- Task -
Count every line where "this" shows up, and give that number only.

- Information provided -
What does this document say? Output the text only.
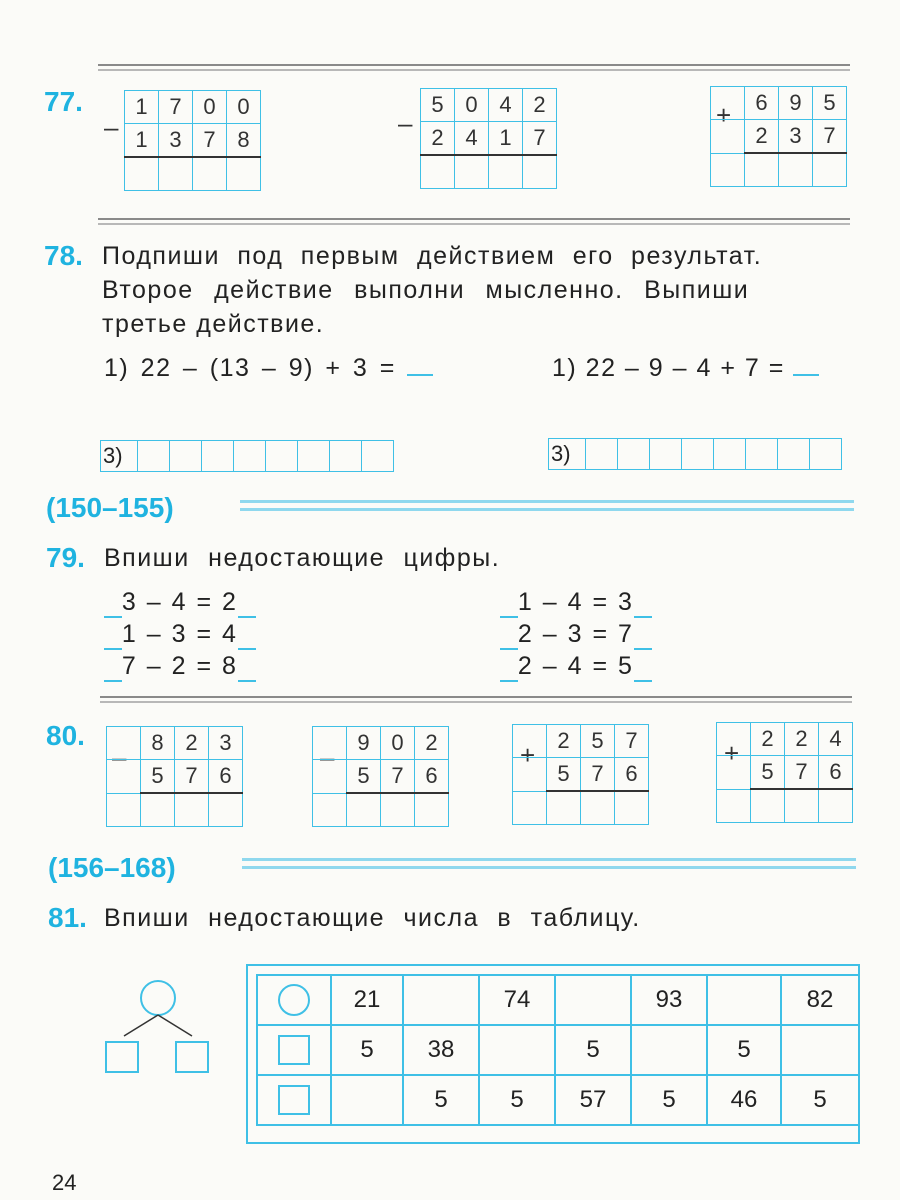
77.
–
1	7	0	0
1	3	7	8

–
5	0	4	2
2	4	1	7

+
	6	9	5
	2	3	7

78. Подпиши под первым действием его результат.
Второе действие выполни мысленно. Выпиши
третье действие.
1) 22 – (13 – 9) + 3 =	1) 22 – 9 – 4 + 7 =
3)	3)
(150–155)
79. Впиши недостающие цифры.
3 – 4 = 2
1 – 3 = 4
7 – 2 = 8
1 – 4 = 3
2 – 3 = 7
2 – 4 = 5
80.
–
	8	2	3
	5	7	6

–
	9	0	2
	5	7	6

+
	2	5	7
	5	7	6

+
	2	2	4
	5	7	6

(156–168)
81. Впиши недостающие числа в таблицу.
	21		74		93		82
	5	38		5		5	
		5	5	57	5	46	5
24
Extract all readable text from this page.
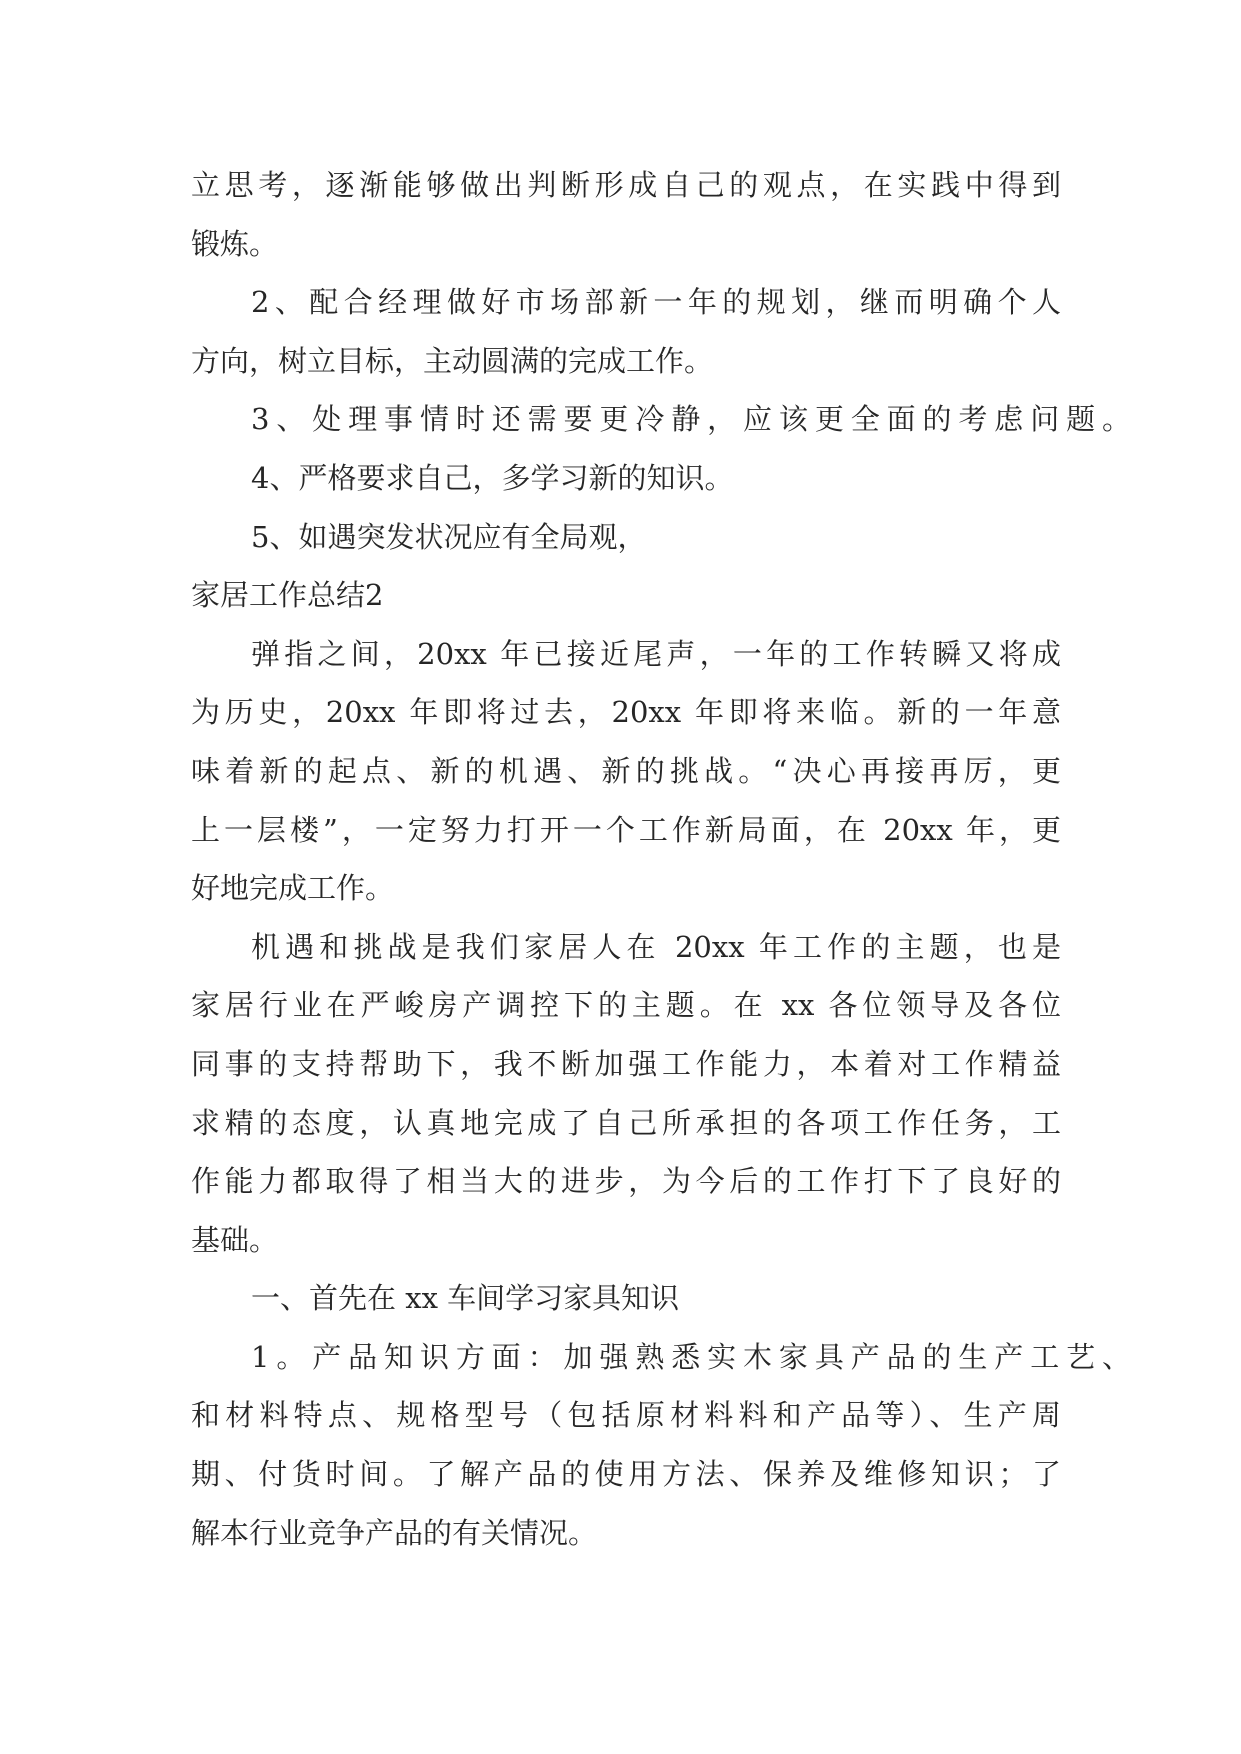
立思考，逐渐能够做出判断形成自己的观点，在实践中得到
锻炼。
2、配合经理做好市场部新一年的规划，继而明确个人
方向，树立目标，主动圆满的完成工作。
3、处理事情时还需要更冷静，应该更全面的考虑问题。
4、严格要求自己，多学习新的知识。
5、如遇突发状况应有全局观，
家居工作总结2
弹指之间，20xx 年已接近尾声，一年的工作转瞬又将成
为历史，20xx 年即将过去，20xx 年即将来临。新的一年意
味着新的起点、新的机遇、新的挑战。“决心再接再厉，更
上一层楼”，一定努力打开一个工作新局面，在 20xx 年，更
好地完成工作。
机遇和挑战是我们家居人在 20xx 年工作的主题，也是
家居行业在严峻房产调控下的主题。在 xx 各位领导及各位
同事的支持帮助下，我不断加强工作能力，本着对工作精益
求精的态度，认真地完成了自己所承担的各项工作任务，工
作能力都取得了相当大的进步，为今后的工作打下了良好的
基础。
一、首先在 xx 车间学习家具知识
1。产品知识方面：加强熟悉实木家具产品的生产工艺、
和材料特点、规格型号（包括原材料料和产品等）、生产周
期、付货时间。了解产品的使用方法、保养及维修知识；了
解本行业竞争产品的有关情况。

- Answer to the problem -
2